→ RECORDS SHOWN
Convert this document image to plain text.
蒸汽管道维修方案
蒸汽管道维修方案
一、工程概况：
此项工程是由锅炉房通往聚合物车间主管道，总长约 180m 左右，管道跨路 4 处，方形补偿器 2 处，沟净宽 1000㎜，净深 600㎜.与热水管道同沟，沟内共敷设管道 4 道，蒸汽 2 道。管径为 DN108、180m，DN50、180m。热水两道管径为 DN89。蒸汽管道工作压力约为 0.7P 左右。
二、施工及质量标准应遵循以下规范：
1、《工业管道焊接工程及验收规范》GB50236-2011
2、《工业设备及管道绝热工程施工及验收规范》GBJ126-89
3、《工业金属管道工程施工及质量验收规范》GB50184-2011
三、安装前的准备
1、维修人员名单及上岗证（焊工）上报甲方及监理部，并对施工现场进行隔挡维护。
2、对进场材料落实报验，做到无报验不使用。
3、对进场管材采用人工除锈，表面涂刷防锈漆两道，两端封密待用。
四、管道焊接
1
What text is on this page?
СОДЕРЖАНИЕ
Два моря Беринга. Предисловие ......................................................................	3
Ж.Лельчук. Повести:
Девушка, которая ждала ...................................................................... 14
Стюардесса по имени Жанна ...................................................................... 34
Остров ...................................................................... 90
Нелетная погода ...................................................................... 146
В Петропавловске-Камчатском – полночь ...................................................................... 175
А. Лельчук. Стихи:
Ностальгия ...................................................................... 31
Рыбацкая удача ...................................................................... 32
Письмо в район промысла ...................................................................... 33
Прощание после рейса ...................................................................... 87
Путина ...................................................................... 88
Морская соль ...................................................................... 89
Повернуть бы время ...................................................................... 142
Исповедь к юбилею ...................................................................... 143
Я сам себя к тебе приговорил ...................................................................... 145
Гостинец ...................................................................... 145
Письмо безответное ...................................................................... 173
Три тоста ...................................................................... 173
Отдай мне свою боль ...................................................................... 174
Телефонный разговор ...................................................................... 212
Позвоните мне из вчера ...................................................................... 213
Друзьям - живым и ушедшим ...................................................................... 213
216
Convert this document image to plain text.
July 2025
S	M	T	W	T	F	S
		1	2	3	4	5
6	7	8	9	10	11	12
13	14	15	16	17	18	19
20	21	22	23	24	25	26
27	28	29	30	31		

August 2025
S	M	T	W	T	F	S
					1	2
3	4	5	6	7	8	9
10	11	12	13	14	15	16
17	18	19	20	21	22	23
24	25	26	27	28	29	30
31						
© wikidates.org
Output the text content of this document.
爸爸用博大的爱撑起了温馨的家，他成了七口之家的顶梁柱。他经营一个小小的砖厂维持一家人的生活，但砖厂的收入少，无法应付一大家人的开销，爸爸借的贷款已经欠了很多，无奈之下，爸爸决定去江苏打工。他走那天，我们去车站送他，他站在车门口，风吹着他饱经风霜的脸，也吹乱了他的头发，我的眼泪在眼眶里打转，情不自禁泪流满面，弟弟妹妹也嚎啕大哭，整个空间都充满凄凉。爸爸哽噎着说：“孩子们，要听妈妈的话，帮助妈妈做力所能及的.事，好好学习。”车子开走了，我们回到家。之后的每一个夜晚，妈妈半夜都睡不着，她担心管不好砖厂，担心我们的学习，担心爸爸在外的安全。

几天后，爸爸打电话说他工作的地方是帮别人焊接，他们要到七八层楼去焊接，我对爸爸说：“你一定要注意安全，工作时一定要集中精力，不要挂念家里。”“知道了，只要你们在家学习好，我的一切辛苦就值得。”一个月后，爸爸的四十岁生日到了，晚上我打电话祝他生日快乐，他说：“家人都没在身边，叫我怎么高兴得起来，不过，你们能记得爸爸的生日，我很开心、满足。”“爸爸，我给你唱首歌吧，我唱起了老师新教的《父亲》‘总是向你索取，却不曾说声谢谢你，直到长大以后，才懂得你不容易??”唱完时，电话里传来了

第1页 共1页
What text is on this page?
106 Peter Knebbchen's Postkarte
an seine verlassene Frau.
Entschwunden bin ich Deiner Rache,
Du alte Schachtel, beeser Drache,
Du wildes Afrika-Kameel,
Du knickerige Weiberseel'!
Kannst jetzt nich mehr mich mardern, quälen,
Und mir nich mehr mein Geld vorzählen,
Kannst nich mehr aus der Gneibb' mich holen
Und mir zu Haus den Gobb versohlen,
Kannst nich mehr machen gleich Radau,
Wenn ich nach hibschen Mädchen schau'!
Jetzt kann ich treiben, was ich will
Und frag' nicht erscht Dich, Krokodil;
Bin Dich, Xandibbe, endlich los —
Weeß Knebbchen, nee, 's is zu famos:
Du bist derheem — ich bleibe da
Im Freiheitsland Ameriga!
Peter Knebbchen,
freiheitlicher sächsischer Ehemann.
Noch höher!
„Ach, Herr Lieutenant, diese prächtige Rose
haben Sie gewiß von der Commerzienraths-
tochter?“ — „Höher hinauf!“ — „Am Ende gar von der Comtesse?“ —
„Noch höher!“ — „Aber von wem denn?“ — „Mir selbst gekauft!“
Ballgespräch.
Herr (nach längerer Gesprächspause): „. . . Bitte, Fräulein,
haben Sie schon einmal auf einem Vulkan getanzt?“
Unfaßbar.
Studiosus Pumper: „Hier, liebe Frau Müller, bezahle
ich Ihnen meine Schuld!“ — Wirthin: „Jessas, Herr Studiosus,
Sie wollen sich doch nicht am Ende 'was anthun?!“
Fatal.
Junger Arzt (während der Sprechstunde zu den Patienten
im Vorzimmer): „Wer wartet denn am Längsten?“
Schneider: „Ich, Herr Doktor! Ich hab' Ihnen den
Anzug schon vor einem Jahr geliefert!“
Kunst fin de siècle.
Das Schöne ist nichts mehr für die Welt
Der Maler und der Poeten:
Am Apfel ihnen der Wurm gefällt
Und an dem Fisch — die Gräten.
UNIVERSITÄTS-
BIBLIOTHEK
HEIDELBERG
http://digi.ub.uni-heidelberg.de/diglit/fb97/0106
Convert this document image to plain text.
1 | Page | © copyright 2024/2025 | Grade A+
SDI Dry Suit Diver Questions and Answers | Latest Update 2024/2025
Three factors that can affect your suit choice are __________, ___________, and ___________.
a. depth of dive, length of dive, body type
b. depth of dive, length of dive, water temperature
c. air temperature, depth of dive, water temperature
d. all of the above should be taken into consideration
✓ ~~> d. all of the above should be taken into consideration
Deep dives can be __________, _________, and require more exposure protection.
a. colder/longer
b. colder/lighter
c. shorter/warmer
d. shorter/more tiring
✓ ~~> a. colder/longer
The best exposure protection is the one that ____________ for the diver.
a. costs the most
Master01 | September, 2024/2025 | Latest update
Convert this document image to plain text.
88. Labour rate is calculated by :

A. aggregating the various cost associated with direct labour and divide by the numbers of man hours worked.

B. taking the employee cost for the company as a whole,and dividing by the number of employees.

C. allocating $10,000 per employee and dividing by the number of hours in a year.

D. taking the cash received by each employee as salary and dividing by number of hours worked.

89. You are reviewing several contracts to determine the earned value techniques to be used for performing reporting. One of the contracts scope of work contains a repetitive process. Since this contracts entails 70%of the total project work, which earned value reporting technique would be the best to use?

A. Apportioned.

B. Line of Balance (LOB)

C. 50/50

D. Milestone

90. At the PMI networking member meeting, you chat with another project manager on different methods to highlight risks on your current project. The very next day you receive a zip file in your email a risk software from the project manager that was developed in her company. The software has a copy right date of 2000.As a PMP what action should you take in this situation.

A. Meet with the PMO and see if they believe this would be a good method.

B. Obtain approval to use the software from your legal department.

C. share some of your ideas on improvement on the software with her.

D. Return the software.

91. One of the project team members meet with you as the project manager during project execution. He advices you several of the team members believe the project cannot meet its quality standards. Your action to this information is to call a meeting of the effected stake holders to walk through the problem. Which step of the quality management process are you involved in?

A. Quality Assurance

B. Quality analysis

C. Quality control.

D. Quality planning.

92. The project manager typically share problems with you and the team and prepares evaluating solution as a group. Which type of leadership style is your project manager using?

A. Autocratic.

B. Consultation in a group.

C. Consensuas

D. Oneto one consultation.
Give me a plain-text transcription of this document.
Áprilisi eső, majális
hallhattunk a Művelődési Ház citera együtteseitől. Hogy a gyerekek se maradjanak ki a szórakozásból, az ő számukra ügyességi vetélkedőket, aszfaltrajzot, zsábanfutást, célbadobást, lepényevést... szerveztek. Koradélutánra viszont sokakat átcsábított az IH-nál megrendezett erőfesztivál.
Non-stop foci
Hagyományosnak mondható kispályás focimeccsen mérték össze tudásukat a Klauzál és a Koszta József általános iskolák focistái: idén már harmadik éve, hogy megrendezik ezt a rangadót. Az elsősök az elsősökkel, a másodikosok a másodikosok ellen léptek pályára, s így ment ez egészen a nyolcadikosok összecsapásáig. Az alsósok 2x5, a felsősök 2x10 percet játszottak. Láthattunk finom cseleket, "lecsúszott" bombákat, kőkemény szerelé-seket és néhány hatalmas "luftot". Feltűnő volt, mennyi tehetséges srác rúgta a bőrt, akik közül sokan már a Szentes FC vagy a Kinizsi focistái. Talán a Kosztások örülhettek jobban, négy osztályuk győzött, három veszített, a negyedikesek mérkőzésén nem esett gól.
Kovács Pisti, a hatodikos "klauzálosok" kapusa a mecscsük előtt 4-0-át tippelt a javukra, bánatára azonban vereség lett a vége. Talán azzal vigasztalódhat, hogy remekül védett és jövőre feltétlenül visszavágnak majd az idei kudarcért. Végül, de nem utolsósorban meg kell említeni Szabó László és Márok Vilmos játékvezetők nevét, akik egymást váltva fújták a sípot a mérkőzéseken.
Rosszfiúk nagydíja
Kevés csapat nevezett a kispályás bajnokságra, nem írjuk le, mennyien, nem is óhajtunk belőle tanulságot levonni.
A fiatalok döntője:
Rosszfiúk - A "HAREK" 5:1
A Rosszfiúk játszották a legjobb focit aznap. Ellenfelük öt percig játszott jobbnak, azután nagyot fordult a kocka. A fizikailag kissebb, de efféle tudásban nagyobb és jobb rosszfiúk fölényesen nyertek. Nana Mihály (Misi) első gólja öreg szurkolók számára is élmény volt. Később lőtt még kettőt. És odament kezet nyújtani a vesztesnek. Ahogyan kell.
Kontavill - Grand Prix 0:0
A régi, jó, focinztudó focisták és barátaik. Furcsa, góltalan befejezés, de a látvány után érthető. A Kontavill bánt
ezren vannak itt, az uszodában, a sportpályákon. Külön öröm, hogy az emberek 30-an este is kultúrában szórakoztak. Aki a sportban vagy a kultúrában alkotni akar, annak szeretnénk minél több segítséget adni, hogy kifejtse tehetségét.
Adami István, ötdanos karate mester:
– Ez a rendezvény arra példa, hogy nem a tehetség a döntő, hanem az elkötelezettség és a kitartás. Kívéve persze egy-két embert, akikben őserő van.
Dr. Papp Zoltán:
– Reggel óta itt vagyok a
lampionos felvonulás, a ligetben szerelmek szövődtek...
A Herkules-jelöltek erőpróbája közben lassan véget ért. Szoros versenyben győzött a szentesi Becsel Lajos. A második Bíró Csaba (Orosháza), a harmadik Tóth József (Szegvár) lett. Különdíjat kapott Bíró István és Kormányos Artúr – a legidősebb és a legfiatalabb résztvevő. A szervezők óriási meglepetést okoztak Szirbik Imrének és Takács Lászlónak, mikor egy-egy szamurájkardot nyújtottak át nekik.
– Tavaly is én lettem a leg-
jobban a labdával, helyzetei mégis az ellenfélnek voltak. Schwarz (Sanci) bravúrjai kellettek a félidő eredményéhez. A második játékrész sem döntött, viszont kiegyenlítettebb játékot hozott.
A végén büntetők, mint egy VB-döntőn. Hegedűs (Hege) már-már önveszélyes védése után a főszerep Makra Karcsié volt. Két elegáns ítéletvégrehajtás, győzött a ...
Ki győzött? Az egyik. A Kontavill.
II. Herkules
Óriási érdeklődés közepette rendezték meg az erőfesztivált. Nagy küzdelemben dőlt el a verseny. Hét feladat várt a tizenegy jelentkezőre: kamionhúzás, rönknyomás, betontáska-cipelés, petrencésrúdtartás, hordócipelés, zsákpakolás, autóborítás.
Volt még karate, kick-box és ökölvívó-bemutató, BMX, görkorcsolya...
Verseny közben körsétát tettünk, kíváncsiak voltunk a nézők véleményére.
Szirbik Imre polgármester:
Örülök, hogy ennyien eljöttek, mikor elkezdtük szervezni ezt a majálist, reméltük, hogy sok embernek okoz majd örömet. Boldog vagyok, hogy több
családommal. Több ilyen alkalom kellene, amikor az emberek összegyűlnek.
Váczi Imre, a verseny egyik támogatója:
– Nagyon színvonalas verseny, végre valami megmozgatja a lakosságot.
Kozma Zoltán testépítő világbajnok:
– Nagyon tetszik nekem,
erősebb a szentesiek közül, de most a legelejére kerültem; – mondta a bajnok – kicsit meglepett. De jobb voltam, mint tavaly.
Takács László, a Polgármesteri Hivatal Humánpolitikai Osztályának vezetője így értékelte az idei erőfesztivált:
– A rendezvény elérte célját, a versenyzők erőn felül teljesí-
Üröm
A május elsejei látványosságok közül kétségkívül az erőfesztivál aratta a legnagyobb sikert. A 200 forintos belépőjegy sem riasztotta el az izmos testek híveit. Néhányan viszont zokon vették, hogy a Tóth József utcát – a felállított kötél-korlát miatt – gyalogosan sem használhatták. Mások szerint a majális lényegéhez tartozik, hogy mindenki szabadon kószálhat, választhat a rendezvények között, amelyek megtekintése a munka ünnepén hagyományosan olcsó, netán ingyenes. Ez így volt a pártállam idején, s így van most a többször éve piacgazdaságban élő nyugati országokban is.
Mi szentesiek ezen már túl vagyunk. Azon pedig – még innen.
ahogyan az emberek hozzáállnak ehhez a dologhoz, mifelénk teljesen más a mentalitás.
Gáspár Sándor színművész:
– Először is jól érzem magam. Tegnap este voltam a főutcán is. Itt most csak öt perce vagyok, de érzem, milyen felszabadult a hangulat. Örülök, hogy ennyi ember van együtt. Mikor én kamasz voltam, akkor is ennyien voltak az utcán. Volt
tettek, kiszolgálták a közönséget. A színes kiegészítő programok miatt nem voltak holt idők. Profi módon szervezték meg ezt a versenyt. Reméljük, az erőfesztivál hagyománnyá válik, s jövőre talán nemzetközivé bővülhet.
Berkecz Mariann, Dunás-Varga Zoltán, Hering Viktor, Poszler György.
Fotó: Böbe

→ WHAT THIS TASK INVOLVES
From the records above, copy every line that holds the word "voltak".

→ RESULT OF THIS TASK
jobban a labdával, helyzetei mégis az ellenfélnek voltak. Schwarz (Sanci) bravúrjai kellettek a félidő eredményéhez. A második játékrész sem döntött, viszont kiegyenlítettebb játékot hozott.
– Először is jól érzem magam. Tegnap este voltam a főutcán is. Itt most csak öt perce vagyok, de érzem, milyen felszabadult a hangulat. Örülök, hogy ennyi ember van együtt. Mikor én kamasz voltam, akkor is ennyien voltak az utcán. Volt
tettek, kiszolgálták a közönséget. A színes kiegészítő programok miatt nem voltak holt idők. Profi módon szervezték meg ezt a versenyt. Reméljük, az erőfesztivál hagyománnyá válik, s jövőre talán nemzetközivé bővülhet.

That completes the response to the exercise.